-- STATED PROBLEM --
Copy each line where the word "digitalt" occurs.

Stored dataset items:

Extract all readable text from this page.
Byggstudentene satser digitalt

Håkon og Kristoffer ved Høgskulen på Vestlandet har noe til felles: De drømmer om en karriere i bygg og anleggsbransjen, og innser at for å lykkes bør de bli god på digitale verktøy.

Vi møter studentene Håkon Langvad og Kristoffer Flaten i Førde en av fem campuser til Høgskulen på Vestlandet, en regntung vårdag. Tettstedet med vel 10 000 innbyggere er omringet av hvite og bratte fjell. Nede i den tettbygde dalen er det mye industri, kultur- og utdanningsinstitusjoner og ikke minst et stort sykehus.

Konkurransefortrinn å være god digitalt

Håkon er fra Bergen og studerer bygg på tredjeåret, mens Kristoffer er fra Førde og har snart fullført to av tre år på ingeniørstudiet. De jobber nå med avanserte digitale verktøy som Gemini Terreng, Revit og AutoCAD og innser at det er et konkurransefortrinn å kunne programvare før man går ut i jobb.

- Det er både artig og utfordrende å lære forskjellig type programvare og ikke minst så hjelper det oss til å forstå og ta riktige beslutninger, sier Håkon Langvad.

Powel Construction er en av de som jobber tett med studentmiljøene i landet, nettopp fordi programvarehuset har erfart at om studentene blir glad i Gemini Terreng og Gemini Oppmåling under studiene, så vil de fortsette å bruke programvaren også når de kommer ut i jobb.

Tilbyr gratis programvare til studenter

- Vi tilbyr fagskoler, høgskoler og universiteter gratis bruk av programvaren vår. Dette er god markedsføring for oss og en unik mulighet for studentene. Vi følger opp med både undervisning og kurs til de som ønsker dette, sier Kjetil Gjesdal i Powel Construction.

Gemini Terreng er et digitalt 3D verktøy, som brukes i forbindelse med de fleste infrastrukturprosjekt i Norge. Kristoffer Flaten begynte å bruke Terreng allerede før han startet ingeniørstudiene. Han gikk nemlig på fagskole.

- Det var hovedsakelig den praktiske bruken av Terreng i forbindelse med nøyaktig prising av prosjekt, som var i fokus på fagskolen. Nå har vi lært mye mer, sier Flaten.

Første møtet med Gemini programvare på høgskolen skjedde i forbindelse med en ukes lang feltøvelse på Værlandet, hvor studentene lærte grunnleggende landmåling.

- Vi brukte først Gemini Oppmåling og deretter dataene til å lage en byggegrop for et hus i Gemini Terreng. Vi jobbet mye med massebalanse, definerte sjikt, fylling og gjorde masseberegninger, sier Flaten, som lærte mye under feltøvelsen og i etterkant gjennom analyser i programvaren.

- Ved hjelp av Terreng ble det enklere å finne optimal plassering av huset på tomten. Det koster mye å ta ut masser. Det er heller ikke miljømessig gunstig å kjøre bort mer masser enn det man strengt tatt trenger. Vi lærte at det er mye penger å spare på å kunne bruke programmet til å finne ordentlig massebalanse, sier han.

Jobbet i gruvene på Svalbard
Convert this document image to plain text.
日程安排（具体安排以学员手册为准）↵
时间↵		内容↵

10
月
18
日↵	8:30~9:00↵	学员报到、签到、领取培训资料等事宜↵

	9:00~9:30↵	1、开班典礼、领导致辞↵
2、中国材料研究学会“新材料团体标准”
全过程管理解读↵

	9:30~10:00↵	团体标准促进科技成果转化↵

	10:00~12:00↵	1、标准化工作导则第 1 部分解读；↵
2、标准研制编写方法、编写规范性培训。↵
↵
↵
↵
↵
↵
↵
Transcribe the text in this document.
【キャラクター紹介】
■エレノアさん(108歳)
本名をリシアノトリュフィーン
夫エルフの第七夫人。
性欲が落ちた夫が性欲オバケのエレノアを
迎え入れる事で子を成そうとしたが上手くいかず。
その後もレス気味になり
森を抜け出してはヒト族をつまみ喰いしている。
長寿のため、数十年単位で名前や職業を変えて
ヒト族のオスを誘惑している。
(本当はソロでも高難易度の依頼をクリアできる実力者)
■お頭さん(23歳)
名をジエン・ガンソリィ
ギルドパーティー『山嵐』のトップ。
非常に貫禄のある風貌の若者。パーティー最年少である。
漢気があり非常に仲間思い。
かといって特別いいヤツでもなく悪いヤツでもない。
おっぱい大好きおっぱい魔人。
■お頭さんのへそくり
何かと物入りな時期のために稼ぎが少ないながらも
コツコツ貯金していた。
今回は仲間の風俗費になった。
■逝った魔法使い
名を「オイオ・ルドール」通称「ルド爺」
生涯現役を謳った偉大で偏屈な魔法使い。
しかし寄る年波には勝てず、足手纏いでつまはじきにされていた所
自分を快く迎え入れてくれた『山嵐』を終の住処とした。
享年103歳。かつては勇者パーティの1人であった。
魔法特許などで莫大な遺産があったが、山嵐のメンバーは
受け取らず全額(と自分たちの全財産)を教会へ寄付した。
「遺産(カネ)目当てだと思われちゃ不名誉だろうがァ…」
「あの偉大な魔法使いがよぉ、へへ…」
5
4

-- RESULT OF THE TASK --
Byggstudentene satser digitalt
Konkurransefortrinn å være god digitalt
Gemini Terreng er et digitalt 3D verktøy, som brukes i forbindelse med de fleste infrastrukturprosjekt i Norge. Kristoffer Flaten begynte å bruke Terreng allerede før han startet ingeniørstudiene. Han gikk nemlig på fagskole.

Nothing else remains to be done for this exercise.